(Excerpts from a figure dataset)
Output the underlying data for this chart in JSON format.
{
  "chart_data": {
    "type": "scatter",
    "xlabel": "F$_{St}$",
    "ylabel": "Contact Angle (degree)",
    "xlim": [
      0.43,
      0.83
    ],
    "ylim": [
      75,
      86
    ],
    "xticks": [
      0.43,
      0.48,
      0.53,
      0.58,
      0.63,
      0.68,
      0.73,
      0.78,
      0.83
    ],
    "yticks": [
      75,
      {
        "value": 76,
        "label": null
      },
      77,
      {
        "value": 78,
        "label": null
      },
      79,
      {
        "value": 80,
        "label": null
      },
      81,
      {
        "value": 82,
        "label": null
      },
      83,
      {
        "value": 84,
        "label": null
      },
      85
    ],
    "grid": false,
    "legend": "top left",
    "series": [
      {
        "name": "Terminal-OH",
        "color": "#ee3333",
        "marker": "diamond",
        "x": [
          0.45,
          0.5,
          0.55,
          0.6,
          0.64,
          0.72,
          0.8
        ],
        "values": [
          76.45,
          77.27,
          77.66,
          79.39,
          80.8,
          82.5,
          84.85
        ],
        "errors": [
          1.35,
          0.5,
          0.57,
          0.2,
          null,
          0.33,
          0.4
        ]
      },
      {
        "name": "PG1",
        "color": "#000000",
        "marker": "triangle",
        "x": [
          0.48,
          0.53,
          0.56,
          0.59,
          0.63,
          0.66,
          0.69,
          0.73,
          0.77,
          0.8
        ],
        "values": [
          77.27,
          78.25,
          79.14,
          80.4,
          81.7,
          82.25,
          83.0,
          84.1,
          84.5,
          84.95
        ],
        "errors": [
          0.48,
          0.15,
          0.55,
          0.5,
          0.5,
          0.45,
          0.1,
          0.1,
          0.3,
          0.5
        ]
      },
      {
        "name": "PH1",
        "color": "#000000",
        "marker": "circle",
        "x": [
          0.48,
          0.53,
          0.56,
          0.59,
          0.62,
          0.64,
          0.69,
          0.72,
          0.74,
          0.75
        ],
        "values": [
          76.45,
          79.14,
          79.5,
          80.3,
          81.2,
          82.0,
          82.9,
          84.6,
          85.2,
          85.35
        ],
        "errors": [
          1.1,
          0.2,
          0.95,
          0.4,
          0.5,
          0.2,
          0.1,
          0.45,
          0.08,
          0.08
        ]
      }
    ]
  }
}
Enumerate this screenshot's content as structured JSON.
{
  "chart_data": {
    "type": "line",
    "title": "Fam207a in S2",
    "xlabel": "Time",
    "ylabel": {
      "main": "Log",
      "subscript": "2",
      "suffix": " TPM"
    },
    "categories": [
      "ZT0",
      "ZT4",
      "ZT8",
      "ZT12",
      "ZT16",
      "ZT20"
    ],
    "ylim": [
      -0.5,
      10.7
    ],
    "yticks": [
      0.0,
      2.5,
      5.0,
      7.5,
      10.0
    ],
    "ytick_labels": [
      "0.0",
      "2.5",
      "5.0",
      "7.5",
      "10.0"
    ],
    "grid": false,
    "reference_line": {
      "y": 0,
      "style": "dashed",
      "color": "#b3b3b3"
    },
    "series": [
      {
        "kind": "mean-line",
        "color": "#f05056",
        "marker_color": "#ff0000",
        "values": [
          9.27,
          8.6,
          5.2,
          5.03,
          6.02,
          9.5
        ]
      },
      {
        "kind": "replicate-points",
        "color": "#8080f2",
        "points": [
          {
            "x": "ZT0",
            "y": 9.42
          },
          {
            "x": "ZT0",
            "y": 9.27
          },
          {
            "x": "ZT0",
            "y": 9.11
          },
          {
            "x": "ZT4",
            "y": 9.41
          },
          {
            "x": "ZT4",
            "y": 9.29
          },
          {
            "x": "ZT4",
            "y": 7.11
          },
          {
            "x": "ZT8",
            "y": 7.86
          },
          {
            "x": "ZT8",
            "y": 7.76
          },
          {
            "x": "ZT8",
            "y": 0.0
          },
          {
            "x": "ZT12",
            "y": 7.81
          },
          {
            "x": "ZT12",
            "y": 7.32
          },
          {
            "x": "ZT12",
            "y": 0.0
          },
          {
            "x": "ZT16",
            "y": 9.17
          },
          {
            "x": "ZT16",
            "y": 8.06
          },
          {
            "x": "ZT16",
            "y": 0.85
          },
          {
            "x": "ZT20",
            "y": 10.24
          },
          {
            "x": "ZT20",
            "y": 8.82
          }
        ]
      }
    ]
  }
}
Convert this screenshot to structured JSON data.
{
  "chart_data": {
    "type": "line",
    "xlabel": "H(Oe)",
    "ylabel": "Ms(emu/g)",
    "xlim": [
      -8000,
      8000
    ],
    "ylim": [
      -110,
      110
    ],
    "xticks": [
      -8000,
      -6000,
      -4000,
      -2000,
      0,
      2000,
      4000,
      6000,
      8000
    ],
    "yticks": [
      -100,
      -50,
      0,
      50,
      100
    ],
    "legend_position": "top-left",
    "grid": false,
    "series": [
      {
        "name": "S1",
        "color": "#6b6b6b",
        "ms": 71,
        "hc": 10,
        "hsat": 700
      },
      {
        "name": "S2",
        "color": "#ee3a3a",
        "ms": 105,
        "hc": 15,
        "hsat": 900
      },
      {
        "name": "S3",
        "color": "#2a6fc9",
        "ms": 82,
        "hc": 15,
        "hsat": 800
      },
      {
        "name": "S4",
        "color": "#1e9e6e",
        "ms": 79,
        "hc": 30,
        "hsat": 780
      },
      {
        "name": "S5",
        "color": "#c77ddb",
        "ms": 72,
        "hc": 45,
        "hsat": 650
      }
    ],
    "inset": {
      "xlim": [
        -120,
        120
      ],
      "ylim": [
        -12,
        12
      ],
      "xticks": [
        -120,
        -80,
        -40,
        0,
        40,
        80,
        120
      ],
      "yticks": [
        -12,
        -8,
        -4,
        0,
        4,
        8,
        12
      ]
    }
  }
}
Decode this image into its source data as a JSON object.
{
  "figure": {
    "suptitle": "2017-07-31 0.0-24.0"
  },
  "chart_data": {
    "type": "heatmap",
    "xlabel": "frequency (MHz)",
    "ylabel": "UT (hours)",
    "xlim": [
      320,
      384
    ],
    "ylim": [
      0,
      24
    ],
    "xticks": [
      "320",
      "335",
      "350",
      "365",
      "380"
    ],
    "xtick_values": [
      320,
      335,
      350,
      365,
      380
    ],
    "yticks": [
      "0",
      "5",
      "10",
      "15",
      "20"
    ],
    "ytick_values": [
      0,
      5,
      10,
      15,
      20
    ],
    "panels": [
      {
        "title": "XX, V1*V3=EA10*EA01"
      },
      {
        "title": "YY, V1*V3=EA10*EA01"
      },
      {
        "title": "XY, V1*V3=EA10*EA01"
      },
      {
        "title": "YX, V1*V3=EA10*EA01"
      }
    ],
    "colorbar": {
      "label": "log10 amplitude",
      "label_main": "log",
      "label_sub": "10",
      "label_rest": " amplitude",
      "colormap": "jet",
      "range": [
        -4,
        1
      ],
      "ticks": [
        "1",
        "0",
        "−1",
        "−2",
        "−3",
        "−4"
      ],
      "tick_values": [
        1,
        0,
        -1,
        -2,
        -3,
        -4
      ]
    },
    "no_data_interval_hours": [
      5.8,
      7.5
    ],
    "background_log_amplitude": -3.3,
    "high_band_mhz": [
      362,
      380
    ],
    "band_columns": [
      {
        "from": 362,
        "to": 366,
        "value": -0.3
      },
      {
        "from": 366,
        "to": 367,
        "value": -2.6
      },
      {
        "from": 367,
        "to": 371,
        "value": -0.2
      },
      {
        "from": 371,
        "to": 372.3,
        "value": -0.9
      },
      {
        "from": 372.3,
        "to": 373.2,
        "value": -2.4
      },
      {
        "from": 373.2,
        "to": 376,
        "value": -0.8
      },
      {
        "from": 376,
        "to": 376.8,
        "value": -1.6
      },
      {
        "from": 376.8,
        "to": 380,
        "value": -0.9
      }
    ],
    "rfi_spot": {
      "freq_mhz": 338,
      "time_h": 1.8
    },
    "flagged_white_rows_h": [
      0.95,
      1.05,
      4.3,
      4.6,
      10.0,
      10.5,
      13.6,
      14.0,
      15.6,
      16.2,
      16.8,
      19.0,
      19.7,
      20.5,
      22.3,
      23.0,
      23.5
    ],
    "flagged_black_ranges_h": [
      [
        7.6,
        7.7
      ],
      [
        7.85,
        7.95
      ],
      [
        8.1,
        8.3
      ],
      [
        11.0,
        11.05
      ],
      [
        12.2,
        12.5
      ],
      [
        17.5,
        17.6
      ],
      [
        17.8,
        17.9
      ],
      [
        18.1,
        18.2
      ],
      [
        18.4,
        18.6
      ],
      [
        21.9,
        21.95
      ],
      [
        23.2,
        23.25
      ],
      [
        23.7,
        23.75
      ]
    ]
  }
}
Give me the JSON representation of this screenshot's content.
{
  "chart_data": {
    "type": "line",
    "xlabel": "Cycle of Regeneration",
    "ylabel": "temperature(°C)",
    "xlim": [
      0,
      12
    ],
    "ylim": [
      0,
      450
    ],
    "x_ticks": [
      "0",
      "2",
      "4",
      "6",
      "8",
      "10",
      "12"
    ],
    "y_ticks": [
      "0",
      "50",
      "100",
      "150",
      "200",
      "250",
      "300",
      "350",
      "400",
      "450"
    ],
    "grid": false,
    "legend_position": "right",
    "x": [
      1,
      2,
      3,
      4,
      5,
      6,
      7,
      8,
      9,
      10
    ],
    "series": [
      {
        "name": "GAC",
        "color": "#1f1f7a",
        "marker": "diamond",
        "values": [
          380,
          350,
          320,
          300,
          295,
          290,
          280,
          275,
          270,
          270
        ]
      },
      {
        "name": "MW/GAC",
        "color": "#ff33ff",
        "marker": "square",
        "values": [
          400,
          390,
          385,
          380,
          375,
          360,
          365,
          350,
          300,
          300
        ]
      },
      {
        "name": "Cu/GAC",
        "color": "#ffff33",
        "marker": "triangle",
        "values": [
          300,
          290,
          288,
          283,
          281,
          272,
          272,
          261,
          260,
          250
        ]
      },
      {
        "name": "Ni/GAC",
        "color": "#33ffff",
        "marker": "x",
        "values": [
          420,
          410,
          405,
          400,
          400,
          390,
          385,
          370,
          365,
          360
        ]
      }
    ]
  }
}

Written instruction:
Exactly reproduce the lines from the one containing "Give me the" through the end of the records, and only those lines.

Response for this exercise:
Give me the JSON representation of this screenshot's content.
{
  "chart_data": {
    "type": "line",
    "xlabel": "Cycle of Regeneration",
    "ylabel": "temperature(°C)",
    "xlim": [
      0,
      12
    ],
    "ylim": [
      0,
      450
    ],
    "x_ticks": [
      "0",
      "2",
      "4",
      "6",
      "8",
      "10",
      "12"
    ],
    "y_ticks": [
      "0",
      "50",
      "100",
      "150",
      "200",
      "250",
      "300",
      "350",
      "400",
      "450"
    ],
    "grid": false,
    "legend_position": "right",
    "x": [
      1,
      2,
      3,
      4,
      5,
      6,
      7,
      8,
      9,
      10
    ],
    "series": [
      {
        "name": "GAC",
        "color": "#1f1f7a",
        "marker": "diamond",
        "values": [
          380,
          350,
          320,
          300,
          295,
          290,
          280,
          275,
          270,
          270
        ]
      },
      {
        "name": "MW/GAC",
        "color": "#ff33ff",
        "marker": "square",
        "values": [
          400,
          390,
          385,
          380,
          375,
          360,
          365,
          350,
          300,
          300
        ]
      },
      {
        "name": "Cu/GAC",
        "color": "#ffff33",
        "marker": "triangle",
        "values": [
          300,
          290,
          288,
          283,
          281,
          272,
          272,
          261,
          260,
          250
        ]
      },
      {
        "name": "Ni/GAC",
        "color": "#33ffff",
        "marker": "x",
        "values": [
          420,
          410,
          405,
          400,
          400,
          390,
          385,
          370,
          365,
          360
        ]
      }
    ]
  }
}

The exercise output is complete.